- GIVEN DATA

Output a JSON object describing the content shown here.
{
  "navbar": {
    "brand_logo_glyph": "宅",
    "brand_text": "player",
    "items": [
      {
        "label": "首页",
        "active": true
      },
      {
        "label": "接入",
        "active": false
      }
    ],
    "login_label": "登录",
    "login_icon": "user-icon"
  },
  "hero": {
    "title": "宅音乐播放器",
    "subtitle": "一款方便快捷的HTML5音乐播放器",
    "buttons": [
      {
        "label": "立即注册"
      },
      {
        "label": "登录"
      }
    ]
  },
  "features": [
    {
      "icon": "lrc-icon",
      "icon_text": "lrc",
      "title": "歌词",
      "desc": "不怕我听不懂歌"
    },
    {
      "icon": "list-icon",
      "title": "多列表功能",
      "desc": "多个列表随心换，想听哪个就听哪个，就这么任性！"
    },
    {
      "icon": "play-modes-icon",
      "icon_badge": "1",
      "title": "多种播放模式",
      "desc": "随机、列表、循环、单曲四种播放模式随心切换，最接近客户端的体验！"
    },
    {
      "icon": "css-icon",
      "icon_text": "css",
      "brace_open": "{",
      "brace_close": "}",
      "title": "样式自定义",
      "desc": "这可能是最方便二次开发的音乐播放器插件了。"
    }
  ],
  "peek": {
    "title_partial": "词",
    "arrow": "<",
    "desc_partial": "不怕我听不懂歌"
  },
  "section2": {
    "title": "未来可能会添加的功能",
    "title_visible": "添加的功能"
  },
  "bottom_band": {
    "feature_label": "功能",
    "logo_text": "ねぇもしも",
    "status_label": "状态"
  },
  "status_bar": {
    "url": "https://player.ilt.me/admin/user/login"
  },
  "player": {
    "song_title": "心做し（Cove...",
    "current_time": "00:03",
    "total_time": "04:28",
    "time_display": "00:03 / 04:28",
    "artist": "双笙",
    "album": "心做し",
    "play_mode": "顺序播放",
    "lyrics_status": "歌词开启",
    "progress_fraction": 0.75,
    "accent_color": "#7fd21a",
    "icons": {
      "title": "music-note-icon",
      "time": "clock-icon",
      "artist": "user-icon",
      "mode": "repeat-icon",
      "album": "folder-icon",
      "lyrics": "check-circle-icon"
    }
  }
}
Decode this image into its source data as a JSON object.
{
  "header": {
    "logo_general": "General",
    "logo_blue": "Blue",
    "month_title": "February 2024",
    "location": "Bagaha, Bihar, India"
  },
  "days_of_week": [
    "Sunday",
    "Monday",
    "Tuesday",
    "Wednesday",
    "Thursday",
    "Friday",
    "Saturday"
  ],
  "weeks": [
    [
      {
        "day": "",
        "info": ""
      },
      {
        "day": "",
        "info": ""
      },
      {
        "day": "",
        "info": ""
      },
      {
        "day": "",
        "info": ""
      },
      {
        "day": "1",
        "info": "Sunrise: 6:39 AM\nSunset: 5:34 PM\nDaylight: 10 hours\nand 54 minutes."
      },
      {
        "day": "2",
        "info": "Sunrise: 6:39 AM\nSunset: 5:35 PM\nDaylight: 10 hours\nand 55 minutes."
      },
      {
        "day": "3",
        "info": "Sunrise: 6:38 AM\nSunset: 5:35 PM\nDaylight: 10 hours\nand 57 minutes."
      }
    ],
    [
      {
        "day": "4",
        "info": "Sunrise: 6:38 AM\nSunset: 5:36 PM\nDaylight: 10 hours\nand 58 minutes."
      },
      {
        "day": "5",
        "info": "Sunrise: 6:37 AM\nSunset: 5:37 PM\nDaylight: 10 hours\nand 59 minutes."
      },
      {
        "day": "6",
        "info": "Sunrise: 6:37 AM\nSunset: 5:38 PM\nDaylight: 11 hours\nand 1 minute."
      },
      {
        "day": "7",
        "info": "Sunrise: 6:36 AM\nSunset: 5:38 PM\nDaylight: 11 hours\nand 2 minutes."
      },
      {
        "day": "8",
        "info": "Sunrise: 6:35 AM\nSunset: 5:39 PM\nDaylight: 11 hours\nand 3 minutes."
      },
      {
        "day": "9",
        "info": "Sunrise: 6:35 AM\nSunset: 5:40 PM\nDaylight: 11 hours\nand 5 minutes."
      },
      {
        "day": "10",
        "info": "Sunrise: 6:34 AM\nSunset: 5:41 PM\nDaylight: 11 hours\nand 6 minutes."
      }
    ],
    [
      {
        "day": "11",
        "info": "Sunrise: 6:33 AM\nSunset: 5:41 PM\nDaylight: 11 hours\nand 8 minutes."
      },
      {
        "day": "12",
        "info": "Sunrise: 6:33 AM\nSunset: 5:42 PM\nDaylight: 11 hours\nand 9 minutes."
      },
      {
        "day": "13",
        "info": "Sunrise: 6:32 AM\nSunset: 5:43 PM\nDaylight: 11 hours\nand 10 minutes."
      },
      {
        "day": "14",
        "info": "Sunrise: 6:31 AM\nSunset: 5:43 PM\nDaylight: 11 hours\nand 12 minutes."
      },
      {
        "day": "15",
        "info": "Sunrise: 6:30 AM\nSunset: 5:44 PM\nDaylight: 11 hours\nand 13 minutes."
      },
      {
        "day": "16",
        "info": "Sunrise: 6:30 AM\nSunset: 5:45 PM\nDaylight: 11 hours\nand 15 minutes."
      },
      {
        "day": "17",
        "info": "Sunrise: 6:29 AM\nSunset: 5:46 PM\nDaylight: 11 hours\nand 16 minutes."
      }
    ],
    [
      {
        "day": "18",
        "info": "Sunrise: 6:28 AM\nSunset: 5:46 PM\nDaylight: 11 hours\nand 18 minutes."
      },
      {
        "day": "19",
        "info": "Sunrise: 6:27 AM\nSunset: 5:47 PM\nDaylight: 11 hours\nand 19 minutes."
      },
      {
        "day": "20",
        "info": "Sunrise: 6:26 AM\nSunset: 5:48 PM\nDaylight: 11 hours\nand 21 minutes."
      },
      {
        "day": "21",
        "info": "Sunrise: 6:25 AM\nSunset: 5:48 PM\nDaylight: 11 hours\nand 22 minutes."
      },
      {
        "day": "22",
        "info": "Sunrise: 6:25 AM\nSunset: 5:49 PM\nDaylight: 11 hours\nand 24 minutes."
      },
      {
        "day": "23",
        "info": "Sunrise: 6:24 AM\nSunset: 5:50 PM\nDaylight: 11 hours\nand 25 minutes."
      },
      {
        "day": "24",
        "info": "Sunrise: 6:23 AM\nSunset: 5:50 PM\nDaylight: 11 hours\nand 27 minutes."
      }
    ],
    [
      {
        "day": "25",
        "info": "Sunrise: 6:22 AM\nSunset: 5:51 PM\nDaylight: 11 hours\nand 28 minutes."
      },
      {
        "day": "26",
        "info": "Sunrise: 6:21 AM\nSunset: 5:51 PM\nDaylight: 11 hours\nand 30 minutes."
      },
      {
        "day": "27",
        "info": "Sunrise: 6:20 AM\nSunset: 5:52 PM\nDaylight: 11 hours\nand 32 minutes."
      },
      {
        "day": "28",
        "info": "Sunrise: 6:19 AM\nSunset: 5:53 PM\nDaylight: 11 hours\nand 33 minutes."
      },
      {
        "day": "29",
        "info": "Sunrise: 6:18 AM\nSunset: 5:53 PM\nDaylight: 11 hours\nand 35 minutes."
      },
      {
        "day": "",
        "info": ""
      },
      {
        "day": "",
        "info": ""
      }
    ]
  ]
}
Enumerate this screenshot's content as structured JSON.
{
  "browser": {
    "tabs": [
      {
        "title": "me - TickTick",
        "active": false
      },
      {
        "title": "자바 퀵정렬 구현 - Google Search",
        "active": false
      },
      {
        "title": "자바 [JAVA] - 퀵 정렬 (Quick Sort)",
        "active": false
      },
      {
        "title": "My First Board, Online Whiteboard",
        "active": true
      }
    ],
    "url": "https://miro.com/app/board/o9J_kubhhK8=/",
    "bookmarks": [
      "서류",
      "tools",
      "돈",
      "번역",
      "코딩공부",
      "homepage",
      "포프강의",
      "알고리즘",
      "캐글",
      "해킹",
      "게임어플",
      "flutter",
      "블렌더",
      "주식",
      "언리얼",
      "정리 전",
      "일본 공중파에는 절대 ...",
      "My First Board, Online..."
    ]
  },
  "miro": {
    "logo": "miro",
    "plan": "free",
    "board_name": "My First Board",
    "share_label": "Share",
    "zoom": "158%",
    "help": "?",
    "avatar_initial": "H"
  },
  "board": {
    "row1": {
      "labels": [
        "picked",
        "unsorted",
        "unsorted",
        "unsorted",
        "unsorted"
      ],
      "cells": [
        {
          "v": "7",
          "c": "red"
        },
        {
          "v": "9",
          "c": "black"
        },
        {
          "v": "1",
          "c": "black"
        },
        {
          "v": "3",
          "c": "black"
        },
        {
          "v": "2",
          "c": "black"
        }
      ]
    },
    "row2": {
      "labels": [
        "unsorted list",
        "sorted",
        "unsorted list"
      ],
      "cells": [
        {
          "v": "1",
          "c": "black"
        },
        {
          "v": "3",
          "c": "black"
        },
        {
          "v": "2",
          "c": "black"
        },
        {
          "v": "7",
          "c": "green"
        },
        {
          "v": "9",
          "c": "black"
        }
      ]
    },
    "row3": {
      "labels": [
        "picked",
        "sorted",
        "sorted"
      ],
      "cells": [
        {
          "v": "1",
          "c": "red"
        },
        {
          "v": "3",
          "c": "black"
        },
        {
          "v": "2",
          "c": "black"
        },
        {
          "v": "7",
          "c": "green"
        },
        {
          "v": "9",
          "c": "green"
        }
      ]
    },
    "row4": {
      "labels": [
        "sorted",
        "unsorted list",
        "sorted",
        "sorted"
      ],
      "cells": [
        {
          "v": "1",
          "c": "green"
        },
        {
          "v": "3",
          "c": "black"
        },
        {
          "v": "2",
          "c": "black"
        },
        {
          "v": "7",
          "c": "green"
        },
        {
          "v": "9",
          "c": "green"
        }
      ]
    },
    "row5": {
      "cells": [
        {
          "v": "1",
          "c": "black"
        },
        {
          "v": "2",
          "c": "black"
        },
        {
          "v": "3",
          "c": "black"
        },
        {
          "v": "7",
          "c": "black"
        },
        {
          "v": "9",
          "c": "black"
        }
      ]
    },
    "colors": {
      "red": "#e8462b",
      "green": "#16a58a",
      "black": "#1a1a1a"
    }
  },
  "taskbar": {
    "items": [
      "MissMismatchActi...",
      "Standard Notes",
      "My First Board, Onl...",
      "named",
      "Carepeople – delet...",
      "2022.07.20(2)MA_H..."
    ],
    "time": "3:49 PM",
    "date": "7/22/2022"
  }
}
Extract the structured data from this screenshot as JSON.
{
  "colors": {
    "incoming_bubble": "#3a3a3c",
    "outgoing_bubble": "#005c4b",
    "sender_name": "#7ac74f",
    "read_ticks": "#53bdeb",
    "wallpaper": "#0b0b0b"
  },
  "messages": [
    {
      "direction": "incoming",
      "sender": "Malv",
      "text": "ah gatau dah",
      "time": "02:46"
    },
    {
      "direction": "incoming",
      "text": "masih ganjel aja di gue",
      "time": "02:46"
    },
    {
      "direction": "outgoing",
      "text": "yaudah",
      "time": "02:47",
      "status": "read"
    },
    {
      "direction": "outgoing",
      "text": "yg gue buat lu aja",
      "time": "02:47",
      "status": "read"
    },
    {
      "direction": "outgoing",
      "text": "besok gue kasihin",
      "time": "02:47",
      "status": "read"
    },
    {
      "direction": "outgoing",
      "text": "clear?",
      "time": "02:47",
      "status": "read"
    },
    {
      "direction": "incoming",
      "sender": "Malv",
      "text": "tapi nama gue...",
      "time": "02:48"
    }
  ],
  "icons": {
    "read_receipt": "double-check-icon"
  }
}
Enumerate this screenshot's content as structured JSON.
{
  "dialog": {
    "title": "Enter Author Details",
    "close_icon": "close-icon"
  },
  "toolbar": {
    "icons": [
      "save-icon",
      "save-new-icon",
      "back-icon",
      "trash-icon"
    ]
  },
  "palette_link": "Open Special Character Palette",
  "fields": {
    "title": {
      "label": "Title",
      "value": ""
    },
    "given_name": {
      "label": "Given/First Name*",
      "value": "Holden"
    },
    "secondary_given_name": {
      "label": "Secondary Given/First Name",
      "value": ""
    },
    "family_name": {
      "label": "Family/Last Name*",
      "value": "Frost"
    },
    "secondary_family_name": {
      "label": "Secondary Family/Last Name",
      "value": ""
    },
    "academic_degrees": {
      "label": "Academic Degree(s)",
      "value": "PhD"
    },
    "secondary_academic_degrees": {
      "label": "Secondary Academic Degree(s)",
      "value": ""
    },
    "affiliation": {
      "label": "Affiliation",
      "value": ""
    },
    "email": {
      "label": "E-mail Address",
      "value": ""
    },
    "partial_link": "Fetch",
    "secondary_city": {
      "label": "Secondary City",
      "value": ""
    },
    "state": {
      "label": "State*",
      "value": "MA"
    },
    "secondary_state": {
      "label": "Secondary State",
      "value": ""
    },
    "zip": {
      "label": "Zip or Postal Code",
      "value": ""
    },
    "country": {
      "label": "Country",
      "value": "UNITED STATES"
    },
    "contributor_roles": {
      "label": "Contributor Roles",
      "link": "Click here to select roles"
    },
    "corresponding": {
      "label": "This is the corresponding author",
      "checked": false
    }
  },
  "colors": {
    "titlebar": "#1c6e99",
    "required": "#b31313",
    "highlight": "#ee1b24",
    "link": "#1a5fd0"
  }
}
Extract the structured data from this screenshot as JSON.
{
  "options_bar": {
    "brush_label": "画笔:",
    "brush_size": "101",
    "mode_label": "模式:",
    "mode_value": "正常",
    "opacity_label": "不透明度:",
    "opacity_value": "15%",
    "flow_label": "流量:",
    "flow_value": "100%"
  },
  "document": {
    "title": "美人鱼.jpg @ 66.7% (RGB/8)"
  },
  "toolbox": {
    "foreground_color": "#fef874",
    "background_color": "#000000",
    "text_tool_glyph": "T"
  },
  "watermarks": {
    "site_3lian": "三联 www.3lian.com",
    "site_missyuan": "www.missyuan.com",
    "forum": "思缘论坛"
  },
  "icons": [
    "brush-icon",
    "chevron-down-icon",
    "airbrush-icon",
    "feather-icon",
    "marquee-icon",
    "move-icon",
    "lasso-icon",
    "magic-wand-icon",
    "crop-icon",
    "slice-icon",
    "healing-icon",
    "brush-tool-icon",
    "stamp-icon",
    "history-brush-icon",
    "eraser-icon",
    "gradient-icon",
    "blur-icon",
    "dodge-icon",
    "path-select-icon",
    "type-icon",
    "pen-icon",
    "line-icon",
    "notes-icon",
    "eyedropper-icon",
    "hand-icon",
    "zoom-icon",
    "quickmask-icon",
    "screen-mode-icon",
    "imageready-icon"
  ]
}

- GIVEN TASK
Find the lines containing "list" and pull them out.

- THE RESULT
      "icon": "list-icon",
        "unsorted list",
        "unsorted list"
        "unsorted list",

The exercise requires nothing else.